[Data entries for graphics]
□ □ □ □ □
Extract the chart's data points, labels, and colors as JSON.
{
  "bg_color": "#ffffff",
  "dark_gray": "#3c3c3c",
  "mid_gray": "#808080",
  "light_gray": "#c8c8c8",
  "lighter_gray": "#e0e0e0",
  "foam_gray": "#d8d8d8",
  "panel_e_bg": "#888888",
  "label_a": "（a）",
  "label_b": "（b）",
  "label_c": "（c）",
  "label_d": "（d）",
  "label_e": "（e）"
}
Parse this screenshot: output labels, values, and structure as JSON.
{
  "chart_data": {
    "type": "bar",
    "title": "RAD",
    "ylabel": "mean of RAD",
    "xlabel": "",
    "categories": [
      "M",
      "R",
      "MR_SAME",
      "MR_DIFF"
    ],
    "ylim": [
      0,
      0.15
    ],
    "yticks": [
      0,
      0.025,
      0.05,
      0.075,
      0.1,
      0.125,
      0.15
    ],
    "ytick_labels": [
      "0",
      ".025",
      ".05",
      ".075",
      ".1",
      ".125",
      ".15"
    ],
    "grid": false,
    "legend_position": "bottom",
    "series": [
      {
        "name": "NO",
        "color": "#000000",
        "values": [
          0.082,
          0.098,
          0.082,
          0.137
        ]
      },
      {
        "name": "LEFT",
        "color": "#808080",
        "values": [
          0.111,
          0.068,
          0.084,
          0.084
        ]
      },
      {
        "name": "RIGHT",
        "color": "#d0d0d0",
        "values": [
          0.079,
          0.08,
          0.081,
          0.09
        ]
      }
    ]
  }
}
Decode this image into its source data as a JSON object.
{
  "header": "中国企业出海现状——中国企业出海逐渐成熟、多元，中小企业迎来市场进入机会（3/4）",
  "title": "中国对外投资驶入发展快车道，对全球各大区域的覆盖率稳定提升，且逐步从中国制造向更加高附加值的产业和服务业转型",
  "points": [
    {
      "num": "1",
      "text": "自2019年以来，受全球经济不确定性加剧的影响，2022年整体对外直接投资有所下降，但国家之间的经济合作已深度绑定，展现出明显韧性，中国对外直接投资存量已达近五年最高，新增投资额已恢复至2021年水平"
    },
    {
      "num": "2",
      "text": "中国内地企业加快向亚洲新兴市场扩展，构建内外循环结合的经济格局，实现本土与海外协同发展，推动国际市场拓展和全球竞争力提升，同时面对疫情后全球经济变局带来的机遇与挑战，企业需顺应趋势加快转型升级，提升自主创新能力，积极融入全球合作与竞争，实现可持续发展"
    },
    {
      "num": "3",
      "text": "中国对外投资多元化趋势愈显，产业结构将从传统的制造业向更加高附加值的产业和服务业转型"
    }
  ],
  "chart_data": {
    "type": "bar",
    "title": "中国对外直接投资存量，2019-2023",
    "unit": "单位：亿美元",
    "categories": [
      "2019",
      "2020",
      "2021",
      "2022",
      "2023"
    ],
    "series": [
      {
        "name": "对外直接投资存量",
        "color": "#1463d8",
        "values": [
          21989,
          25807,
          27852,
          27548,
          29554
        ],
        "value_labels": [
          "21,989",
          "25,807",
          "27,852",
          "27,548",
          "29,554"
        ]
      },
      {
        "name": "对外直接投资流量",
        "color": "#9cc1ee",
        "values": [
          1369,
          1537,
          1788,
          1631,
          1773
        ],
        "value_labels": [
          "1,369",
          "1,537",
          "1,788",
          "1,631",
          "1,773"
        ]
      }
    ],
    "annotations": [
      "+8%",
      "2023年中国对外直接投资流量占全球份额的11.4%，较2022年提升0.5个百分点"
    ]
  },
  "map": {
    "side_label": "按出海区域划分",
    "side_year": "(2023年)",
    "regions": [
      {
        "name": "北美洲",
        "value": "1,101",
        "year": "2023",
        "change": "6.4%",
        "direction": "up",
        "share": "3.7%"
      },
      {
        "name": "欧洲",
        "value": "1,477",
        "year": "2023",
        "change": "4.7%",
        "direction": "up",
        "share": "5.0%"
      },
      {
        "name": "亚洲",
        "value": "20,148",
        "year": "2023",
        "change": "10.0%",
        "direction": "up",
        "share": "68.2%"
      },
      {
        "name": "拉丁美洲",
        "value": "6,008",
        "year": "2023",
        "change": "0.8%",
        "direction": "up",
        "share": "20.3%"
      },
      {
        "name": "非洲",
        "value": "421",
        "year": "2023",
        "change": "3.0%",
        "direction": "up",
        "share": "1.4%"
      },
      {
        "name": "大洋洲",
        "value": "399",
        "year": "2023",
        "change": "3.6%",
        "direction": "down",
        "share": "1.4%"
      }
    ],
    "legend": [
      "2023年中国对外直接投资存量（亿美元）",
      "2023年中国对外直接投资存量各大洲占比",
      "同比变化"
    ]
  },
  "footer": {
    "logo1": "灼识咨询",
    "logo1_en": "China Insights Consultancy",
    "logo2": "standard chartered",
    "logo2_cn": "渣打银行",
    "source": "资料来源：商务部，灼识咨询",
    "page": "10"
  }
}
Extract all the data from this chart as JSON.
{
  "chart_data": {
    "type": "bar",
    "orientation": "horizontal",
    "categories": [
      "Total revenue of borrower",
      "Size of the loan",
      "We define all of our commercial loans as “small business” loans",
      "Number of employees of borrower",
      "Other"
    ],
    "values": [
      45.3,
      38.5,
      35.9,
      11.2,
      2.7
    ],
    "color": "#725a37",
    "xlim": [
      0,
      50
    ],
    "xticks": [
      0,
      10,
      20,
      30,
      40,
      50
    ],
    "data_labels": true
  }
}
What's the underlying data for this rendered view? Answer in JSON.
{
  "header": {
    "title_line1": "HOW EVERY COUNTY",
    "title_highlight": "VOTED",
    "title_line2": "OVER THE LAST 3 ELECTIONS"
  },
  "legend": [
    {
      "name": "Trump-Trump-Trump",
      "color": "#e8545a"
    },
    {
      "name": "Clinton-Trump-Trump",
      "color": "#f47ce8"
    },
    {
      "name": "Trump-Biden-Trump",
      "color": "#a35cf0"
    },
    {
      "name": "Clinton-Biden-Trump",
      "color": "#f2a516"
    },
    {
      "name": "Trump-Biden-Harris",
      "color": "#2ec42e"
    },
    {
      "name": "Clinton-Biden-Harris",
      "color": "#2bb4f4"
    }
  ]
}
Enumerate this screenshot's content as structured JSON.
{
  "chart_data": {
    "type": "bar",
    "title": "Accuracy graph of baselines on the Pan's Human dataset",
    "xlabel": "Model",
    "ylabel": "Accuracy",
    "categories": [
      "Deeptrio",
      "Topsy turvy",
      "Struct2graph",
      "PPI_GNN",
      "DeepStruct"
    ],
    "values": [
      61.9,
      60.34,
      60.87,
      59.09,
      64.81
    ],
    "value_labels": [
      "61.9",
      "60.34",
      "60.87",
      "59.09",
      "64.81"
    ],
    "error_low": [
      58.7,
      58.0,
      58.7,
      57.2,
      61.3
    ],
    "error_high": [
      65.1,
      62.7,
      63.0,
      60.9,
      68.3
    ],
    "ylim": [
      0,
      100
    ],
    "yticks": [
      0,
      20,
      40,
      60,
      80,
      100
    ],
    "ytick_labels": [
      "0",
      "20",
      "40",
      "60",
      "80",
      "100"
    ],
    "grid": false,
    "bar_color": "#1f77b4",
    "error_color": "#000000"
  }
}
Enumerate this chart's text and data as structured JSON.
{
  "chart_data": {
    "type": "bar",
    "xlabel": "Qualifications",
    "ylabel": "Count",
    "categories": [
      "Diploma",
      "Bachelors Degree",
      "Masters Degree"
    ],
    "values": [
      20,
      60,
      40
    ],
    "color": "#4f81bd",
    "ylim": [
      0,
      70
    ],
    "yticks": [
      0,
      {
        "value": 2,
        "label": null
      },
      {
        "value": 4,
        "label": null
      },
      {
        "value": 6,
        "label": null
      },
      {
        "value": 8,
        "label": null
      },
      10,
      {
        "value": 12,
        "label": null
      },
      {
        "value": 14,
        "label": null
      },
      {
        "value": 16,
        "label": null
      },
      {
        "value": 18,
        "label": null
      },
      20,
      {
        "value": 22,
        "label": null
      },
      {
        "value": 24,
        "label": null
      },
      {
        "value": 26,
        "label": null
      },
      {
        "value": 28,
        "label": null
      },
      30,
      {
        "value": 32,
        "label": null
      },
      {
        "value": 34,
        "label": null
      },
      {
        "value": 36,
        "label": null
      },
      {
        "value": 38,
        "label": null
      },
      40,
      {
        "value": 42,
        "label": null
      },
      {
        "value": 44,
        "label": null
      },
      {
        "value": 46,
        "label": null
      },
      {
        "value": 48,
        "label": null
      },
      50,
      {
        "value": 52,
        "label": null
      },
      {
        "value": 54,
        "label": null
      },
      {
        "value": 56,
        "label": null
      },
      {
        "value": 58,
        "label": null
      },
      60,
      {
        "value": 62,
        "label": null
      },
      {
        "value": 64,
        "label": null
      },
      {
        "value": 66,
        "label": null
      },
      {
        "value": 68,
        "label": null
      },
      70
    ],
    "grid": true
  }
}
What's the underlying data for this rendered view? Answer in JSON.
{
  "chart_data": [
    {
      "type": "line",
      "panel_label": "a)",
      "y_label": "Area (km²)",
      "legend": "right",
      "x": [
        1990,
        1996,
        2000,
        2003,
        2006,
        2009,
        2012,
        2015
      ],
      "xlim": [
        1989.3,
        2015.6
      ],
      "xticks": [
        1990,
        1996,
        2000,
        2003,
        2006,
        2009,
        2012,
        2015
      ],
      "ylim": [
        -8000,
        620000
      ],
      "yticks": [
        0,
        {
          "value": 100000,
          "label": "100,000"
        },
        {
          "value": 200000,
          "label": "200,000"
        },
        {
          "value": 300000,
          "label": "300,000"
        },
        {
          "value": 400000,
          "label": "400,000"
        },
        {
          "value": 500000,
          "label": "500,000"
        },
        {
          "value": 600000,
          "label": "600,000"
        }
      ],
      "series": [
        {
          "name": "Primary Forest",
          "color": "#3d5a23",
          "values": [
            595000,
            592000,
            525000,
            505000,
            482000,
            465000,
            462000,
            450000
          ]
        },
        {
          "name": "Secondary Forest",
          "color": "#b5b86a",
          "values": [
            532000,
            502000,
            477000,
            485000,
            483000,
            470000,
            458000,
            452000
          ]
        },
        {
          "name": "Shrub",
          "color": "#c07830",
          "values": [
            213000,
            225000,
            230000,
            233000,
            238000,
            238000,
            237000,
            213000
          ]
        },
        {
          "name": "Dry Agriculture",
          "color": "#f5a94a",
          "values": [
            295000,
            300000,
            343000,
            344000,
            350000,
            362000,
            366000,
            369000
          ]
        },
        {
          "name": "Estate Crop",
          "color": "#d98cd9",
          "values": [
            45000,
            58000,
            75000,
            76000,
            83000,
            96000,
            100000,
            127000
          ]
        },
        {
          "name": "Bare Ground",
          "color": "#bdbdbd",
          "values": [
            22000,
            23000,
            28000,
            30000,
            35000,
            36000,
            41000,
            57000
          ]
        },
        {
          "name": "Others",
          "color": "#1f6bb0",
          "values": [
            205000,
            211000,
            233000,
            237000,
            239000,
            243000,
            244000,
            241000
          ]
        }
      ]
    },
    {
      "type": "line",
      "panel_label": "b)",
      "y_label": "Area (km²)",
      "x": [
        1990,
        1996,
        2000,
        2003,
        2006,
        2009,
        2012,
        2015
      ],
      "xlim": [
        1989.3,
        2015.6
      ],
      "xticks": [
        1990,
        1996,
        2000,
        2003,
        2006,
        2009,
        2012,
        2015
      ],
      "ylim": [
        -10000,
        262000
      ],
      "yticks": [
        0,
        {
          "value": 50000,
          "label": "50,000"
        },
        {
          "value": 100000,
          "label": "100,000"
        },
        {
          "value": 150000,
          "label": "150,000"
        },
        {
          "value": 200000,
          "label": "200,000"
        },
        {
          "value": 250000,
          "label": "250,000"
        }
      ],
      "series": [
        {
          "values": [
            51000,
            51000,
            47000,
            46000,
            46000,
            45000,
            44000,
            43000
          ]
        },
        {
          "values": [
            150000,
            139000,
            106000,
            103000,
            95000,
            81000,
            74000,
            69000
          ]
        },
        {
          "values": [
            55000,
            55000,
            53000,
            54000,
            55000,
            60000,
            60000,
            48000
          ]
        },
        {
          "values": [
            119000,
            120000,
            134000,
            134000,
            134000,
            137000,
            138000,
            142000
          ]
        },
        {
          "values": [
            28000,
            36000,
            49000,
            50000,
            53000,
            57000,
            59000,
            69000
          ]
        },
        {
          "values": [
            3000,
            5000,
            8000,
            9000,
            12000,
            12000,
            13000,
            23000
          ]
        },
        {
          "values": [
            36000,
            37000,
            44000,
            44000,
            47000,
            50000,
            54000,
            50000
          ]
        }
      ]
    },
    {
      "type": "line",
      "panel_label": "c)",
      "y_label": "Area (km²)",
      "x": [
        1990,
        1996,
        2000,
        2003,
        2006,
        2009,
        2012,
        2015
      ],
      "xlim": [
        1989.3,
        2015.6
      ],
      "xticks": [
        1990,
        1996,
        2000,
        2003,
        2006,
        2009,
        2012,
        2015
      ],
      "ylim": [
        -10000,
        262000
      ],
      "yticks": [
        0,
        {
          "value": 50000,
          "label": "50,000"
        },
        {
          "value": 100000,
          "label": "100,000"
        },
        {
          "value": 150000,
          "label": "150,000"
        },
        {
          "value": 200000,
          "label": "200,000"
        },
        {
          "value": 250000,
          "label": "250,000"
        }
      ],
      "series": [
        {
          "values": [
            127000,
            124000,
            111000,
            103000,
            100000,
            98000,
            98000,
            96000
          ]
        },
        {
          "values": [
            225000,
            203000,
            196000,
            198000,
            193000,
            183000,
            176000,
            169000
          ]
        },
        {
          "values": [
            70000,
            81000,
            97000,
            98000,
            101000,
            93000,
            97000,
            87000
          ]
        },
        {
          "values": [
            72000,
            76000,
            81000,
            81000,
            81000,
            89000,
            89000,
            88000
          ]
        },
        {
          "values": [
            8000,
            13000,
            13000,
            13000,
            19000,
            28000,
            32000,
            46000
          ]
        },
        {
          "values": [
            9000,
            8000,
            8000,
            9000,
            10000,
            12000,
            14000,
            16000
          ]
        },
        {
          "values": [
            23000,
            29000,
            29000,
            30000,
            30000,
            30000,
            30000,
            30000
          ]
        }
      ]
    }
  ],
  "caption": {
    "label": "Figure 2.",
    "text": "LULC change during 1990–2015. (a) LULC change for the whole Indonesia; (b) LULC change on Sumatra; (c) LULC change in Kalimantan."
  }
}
□ □ □ □ □
## WRITTEN TASK
List all lines where "source" occurs.

## SOLVED EXERCISE
Decode this image into its source data as a JSON object.
    "source": "资料来源：商务部，灼识咨询",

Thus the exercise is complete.